#### LISTED ENTRIES

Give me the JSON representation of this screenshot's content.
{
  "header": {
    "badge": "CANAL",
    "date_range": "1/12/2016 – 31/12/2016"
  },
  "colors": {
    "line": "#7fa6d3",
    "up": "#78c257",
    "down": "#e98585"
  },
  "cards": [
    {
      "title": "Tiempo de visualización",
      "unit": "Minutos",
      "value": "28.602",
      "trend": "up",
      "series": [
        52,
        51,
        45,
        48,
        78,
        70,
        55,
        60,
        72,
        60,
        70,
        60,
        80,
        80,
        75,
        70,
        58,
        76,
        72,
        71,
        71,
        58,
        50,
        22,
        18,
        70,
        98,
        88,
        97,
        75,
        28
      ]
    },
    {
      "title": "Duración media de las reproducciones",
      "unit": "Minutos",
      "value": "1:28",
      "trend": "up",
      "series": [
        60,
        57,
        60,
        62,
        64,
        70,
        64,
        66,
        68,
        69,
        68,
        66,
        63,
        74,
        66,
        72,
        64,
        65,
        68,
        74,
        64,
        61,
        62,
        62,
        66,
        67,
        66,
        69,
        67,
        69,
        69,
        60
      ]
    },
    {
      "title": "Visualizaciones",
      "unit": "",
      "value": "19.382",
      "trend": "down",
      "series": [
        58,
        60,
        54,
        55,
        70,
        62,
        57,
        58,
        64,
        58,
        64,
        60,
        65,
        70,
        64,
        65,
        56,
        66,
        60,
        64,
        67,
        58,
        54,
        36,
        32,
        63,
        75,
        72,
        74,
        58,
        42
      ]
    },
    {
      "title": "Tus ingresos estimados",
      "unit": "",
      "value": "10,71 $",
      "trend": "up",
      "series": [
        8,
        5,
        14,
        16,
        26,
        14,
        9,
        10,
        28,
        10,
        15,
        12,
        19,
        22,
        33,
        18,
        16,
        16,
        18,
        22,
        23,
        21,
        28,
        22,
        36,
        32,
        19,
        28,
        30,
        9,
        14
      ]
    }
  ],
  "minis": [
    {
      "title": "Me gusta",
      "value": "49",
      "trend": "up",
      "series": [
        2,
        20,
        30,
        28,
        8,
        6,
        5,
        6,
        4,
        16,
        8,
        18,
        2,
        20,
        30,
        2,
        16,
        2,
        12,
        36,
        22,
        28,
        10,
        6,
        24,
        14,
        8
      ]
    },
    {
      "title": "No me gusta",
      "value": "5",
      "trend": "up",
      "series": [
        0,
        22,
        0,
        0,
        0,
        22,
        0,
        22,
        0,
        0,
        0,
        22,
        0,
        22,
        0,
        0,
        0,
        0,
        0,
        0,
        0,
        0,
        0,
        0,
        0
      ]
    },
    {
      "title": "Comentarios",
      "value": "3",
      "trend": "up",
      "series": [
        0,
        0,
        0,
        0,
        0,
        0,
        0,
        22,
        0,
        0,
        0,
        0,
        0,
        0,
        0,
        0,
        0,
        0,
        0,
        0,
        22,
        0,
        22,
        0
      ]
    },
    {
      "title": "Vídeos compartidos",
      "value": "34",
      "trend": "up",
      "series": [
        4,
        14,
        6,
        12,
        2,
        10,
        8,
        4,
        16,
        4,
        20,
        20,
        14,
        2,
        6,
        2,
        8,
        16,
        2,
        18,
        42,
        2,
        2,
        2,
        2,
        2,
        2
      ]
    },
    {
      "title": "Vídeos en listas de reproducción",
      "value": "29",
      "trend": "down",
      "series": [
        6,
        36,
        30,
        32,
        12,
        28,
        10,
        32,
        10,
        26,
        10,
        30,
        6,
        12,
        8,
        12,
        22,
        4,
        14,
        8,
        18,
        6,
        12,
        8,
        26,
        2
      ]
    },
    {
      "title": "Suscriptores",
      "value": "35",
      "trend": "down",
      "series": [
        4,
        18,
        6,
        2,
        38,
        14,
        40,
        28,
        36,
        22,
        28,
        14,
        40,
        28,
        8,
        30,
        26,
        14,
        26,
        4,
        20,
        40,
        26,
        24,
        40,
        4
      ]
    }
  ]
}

########

**TASK**
Reply with nothing but the number of lines that contain the word "title".

**SOLUTION**
10